**RECORD EXTRACTS**
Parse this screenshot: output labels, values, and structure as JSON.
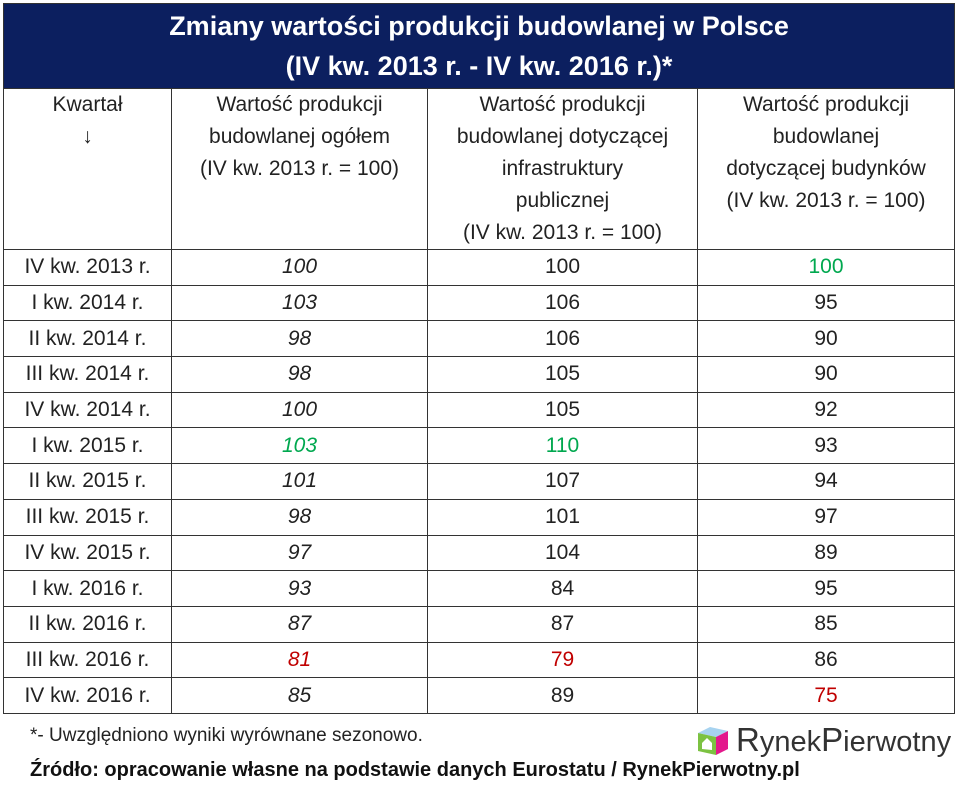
{
  "title_line1": "Zmiany wartości produkcji budowlanej w Polsce",
  "title_line2": "(IV kw. 2013 r. - IV kw. 2016 r.)*",
  "headers": [
    [
      "Kwartał",
      "↓"
    ],
    [
      "Wartość produkcji",
      "budowlanej ogółem",
      "(IV kw. 2013 r. = 100)"
    ],
    [
      "Wartość produkcji",
      "budowlanej dotyczącej",
      "infrastruktury",
      "publicznej",
      "(IV kw. 2013 r. = 100)"
    ],
    [
      "Wartość produkcji",
      "budowlanej",
      "dotyczącej budynków",
      "(IV kw. 2013 r. = 100)"
    ]
  ],
  "rows": [
    [
      "IV kw. 2013 r.",
      "100",
      "100",
      "100"
    ],
    [
      "I kw. 2014 r.",
      "103",
      "106",
      "95"
    ],
    [
      "II kw. 2014 r.",
      "98",
      "106",
      "90"
    ],
    [
      "III kw. 2014 r.",
      "98",
      "105",
      "90"
    ],
    [
      "IV kw. 2014 r.",
      "100",
      "105",
      "92"
    ],
    [
      "I kw. 2015 r.",
      "103",
      "110",
      "93"
    ],
    [
      "II kw. 2015 r.",
      "101",
      "107",
      "94"
    ],
    [
      "III kw. 2015 r.",
      "98",
      "101",
      "97"
    ],
    [
      "IV kw. 2015 r.",
      "97",
      "104",
      "89"
    ],
    [
      "I kw. 2016 r.",
      "93",
      "84",
      "95"
    ],
    [
      "II kw. 2016 r.",
      "87",
      "87",
      "85"
    ],
    [
      "III kw. 2016 r.",
      "81",
      "79",
      "86"
    ],
    [
      "IV kw. 2016 r.",
      "85",
      "89",
      "75"
    ]
  ],
  "highlights": {
    "green": [
      [
        5,
        1
      ],
      [
        5,
        2
      ],
      [
        0,
        3
      ]
    ],
    "red": [
      [
        11,
        1
      ],
      [
        11,
        2
      ],
      [
        12,
        3
      ]
    ]
  },
  "colors": {
    "header_bg": "#0c1f5f",
    "max": "#00a84f",
    "min": "#c00000"
  },
  "footnote": "*- Uwzględniono wyniki wyrównane sezonowo.",
  "source": "Źródło: opracowanie własne na podstawie danych Eurostatu / RynekPierwotny.pl",
  "logo_text": "RynekPierwotny",
  "chart_data": {
    "type": "table",
    "title": "Zmiany wartości produkcji budowlanej w Polsce (IV kw. 2013 r. - IV kw. 2016 r.)*",
    "categories": [
      "IV kw. 2013 r.",
      "I kw. 2014 r.",
      "II kw. 2014 r.",
      "III kw. 2014 r.",
      "IV kw. 2014 r.",
      "I kw. 2015 r.",
      "II kw. 2015 r.",
      "III kw. 2015 r.",
      "IV kw. 2015 r.",
      "I kw. 2016 r.",
      "II kw. 2016 r.",
      "III kw. 2016 r.",
      "IV kw. 2016 r."
    ],
    "series": [
      {
        "name": "Wartość produkcji budowlanej ogółem (IV kw. 2013 r. = 100)",
        "values": [
          100,
          103,
          98,
          98,
          100,
          103,
          101,
          98,
          97,
          93,
          87,
          81,
          85
        ]
      },
      {
        "name": "Wartość produkcji budowlanej dotyczącej infrastruktury publicznej (IV kw. 2013 r. = 100)",
        "values": [
          100,
          106,
          106,
          105,
          105,
          110,
          107,
          101,
          104,
          84,
          87,
          79,
          89
        ]
      },
      {
        "name": "Wartość produkcji budowlanej dotyczącej budynków (IV kw. 2013 r. = 100)",
        "values": [
          100,
          95,
          90,
          90,
          92,
          93,
          94,
          97,
          89,
          95,
          85,
          86,
          75
        ]
      }
    ]
  }
}
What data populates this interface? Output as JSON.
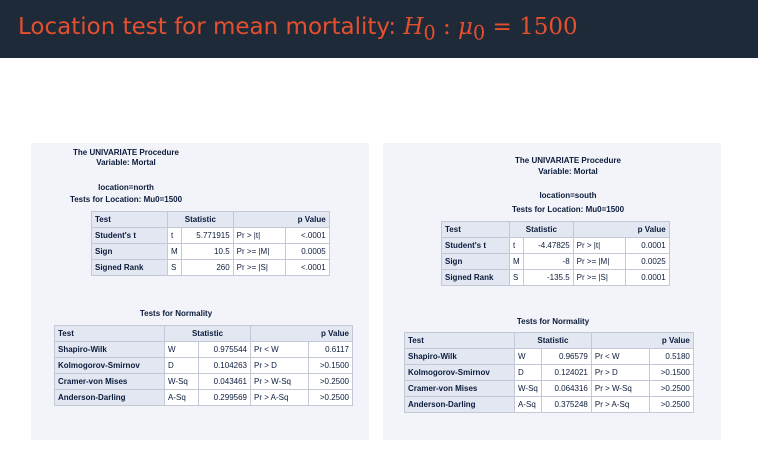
{
  "slide": {
    "title_text": "Location test for mean mortality: ",
    "title_math": {
      "h": "H",
      "h_sub": "0",
      "colon": ":",
      "mu": "μ",
      "mu_sub": "0",
      "eq": "=",
      "value": "1500"
    }
  },
  "panels": [
    {
      "procedure": "The UNIVARIATE Procedure",
      "variable": "Variable: Mortal",
      "group": "location=north",
      "location_title": "Tests for Location: Mu0=1500",
      "location_headers": [
        "Test",
        "Statistic",
        "p Value"
      ],
      "location_rows": [
        {
          "test": "Student's t",
          "sym": "t",
          "stat": "5.771915",
          "pl": "Pr > |t|",
          "pv": "<.0001"
        },
        {
          "test": "Sign",
          "sym": "M",
          "stat": "10.5",
          "pl": "Pr >= |M|",
          "pv": "0.0005"
        },
        {
          "test": "Signed Rank",
          "sym": "S",
          "stat": "260",
          "pl": "Pr >= |S|",
          "pv": "<.0001"
        }
      ],
      "normality_title": "Tests for Normality",
      "normality_headers": [
        "Test",
        "Statistic",
        "p Value"
      ],
      "normality_rows": [
        {
          "test": "Shapiro-Wilk",
          "sym": "W",
          "stat": "0.975544",
          "pl": "Pr < W",
          "pv": "0.6117"
        },
        {
          "test": "Kolmogorov-Smirnov",
          "sym": "D",
          "stat": "0.104263",
          "pl": "Pr > D",
          "pv": ">0.1500"
        },
        {
          "test": "Cramer-von Mises",
          "sym": "W-Sq",
          "stat": "0.043461",
          "pl": "Pr > W-Sq",
          "pv": ">0.2500"
        },
        {
          "test": "Anderson-Darling",
          "sym": "A-Sq",
          "stat": "0.299569",
          "pl": "Pr > A-Sq",
          "pv": ">0.2500"
        }
      ]
    },
    {
      "procedure": "The UNIVARIATE Procedure",
      "variable": "Variable: Mortal",
      "group": "location=south",
      "location_title": "Tests for Location: Mu0=1500",
      "location_headers": [
        "Test",
        "Statistic",
        "p Value"
      ],
      "location_rows": [
        {
          "test": "Student's t",
          "sym": "t",
          "stat": "-4.47825",
          "pl": "Pr > |t|",
          "pv": "0.0001"
        },
        {
          "test": "Sign",
          "sym": "M",
          "stat": "-8",
          "pl": "Pr >= |M|",
          "pv": "0.0025"
        },
        {
          "test": "Signed Rank",
          "sym": "S",
          "stat": "-135.5",
          "pl": "Pr >= |S|",
          "pv": "0.0001"
        }
      ],
      "normality_title": "Tests for Normality",
      "normality_headers": [
        "Test",
        "Statistic",
        "p Value"
      ],
      "normality_rows": [
        {
          "test": "Shapiro-Wilk",
          "sym": "W",
          "stat": "0.96579",
          "pl": "Pr < W",
          "pv": "0.5180"
        },
        {
          "test": "Kolmogorov-Smirnov",
          "sym": "D",
          "stat": "0.124021",
          "pl": "Pr > D",
          "pv": ">0.1500"
        },
        {
          "test": "Cramer-von Mises",
          "sym": "W-Sq",
          "stat": "0.064316",
          "pl": "Pr > W-Sq",
          "pv": ">0.2500"
        },
        {
          "test": "Anderson-Darling",
          "sym": "A-Sq",
          "stat": "0.375248",
          "pl": "Pr > A-Sq",
          "pv": ">0.2500"
        }
      ]
    }
  ]
}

**STATED EXERCISE**
Repeat the material above verbatim, with no pictures in the output.

**FINAL RESULT**
Parse this screenshot: output labels, values, and structure as JSON.
{
  "title_line1": "Zmiany wartości produkcji budowlanej w Polsce",
  "title_line2": "(IV kw. 2013 r. - IV kw. 2016 r.)*",
  "headers": [
    [
      "Kwartał",
      "↓"
    ],
    [
      "Wartość produkcji",
      "budowlanej ogółem",
      "(IV kw. 2013 r. = 100)"
    ],
    [
      "Wartość produkcji",
      "budowlanej dotyczącej",
      "infrastruktury",
      "publicznej",
      "(IV kw. 2013 r. = 100)"
    ],
    [
      "Wartość produkcji",
      "budowlanej",
      "dotyczącej budynków",
      "(IV kw. 2013 r. = 100)"
    ]
  ],
  "rows": [
    [
      "IV kw. 2013 r.",
      "100",
      "100",
      "100"
    ],
    [
      "I kw. 2014 r.",
      "103",
      "106",
      "95"
    ],
    [
      "II kw. 2014 r.",
      "98",
      "106",
      "90"
    ],
    [
      "III kw. 2014 r.",
      "98",
      "105",
      "90"
    ],
    [
      "IV kw. 2014 r.",
      "100",
      "105",
      "92"
    ],
    [
      "I kw. 2015 r.",
      "103",
      "110",
      "93"
    ],
    [
      "II kw. 2015 r.",
      "101",
      "107",
      "94"
    ],
    [
      "III kw. 2015 r.",
      "98",
      "101",
      "97"
    ],
    [
      "IV kw. 2015 r.",
      "97",
      "104",
      "89"
    ],
    [
      "I kw. 2016 r.",
      "93",
      "84",
      "95"
    ],
    [
      "II kw. 2016 r.",
      "87",
      "87",
      "85"
    ],
    [
      "III kw. 2016 r.",
      "81",
      "79",
      "86"
    ],
    [
      "IV kw. 2016 r.",
      "85",
      "89",
      "75"
    ]
  ],
  "highlights": {
    "green": [
      [
        5,
        1
      ],
      [
        5,
        2
      ],
      [
        0,
        3
      ]
    ],
    "red": [
      [
        11,
        1
      ],
      [
        11,
        2
      ],
      [
        12,
        3
      ]
    ]
  },
  "colors": {
    "header_bg": "#0c1f5f",
    "max": "#00a84f",
    "min": "#c00000"
  },
  "footnote": "*- Uwzględniono wyniki wyrównane sezonowo.",
  "source": "Źródło: opracowanie własne na podstawie danych Eurostatu / RynekPierwotny.pl",
  "logo_text": "RynekPierwotny",
  "chart_data": {
    "type": "table",
    "title": "Zmiany wartości produkcji budowlanej w Polsce (IV kw. 2013 r. - IV kw. 2016 r.)*",
    "categories": [
      "IV kw. 2013 r.",
      "I kw. 2014 r.",
      "II kw. 2014 r.",
      "III kw. 2014 r.",
      "IV kw. 2014 r.",
      "I kw. 2015 r.",
      "II kw. 2015 r.",
      "III kw. 2015 r.",
      "IV kw. 2015 r.",
      "I kw. 2016 r.",
      "II kw. 2016 r.",
      "III kw. 2016 r.",
      "IV kw. 2016 r."
    ],
    "series": [
      {
        "name": "Wartość produkcji budowlanej ogółem (IV kw. 2013 r. = 100)",
        "values": [
          100,
          103,
          98,
          98,
          100,
          103,
          101,
          98,
          97,
          93,
          87,
          81,
          85
        ]
      },
      {
        "name": "Wartość produkcji budowlanej dotyczącej infrastruktury publicznej (IV kw. 2013 r. = 100)",
        "values": [
          100,
          106,
          106,
          105,
          105,
          110,
          107,
          101,
          104,
          84,
          87,
          79,
          89
        ]
      },
      {
        "name": "Wartość produkcji budowlanej dotyczącej budynków (IV kw. 2013 r. = 100)",
        "values": [
          100,
          95,
          90,
          90,
          92,
          93,
          94,
          97,
          89,
          95,
          85,
          86,
          75
        ]
      }
    ]
  }
}
What data populates this interface? Output as JSON.
{
  "slide": {
    "title_text": "Location test for mean mortality: ",
    "title_math": {
      "h": "H",
      "h_sub": "0",
      "colon": ":",
      "mu": "μ",
      "mu_sub": "0",
      "eq": "=",
      "value": "1500"
    }
  },
  "panels": [
    {
      "procedure": "The UNIVARIATE Procedure",
      "variable": "Variable: Mortal",
      "group": "location=north",
      "location_title": "Tests for Location: Mu0=1500",
      "location_headers": [
        "Test",
        "Statistic",
        "p Value"
      ],
      "location_rows": [
        {
          "test": "Student's t",
          "sym": "t",
          "stat": "5.771915",
          "pl": "Pr > |t|",
          "pv": "<.0001"
        },
        {
          "test": "Sign",
          "sym": "M",
          "stat": "10.5",
          "pl": "Pr >= |M|",
          "pv": "0.0005"
        },
        {
          "test": "Signed Rank",
          "sym": "S",
          "stat": "260",
          "pl": "Pr >= |S|",
          "pv": "<.0001"
        }
      ],
      "normality_title": "Tests for Normality",
      "normality_headers": [
        "Test",
        "Statistic",
        "p Value"
      ],
      "normality_rows": [
        {
          "test": "Shapiro-Wilk",
          "sym": "W",
          "stat": "0.975544",
          "pl": "Pr < W",
          "pv": "0.6117"
        },
        {
          "test": "Kolmogorov-Smirnov",
          "sym": "D",
          "stat": "0.104263",
          "pl": "Pr > D",
          "pv": ">0.1500"
        },
        {
          "test": "Cramer-von Mises",
          "sym": "W-Sq",
          "stat": "0.043461",
          "pl": "Pr > W-Sq",
          "pv": ">0.2500"
        },
        {
          "test": "Anderson-Darling",
          "sym": "A-Sq",
          "stat": "0.299569",
          "pl": "Pr > A-Sq",
          "pv": ">0.2500"
        }
      ]
    },
    {
      "procedure": "The UNIVARIATE Procedure",
      "variable": "Variable: Mortal",
      "group": "location=south",
      "location_title": "Tests for Location: Mu0=1500",
      "location_headers": [
        "Test",
        "Statistic",
        "p Value"
      ],
      "location_rows": [
        {
          "test": "Student's t",
          "sym": "t",
          "stat": "-4.47825",
          "pl": "Pr > |t|",
          "pv": "0.0001"
        },
        {
          "test": "Sign",
          "sym": "M",
          "stat": "-8",
          "pl": "Pr >= |M|",
          "pv": "0.0025"
        },
        {
          "test": "Signed Rank",
          "sym": "S",
          "stat": "-135.5",
          "pl": "Pr >= |S|",
          "pv": "0.0001"
        }
      ],
      "normality_title": "Tests for Normality",
      "normality_headers": [
        "Test",
        "Statistic",
        "p Value"
      ],
      "normality_rows": [
        {
          "test": "Shapiro-Wilk",
          "sym": "W",
          "stat": "0.96579",
          "pl": "Pr < W",
          "pv": "0.5180"
        },
        {
          "test": "Kolmogorov-Smirnov",
          "sym": "D",
          "stat": "0.124021",
          "pl": "Pr > D",
          "pv": ">0.1500"
        },
        {
          "test": "Cramer-von Mises",
          "sym": "W-Sq",
          "stat": "0.064316",
          "pl": "Pr > W-Sq",
          "pv": ">0.2500"
        },
        {
          "test": "Anderson-Darling",
          "sym": "A-Sq",
          "stat": "0.375248",
          "pl": "Pr > A-Sq",
          "pv": ">0.2500"
        }
      ]
    }
  ]
}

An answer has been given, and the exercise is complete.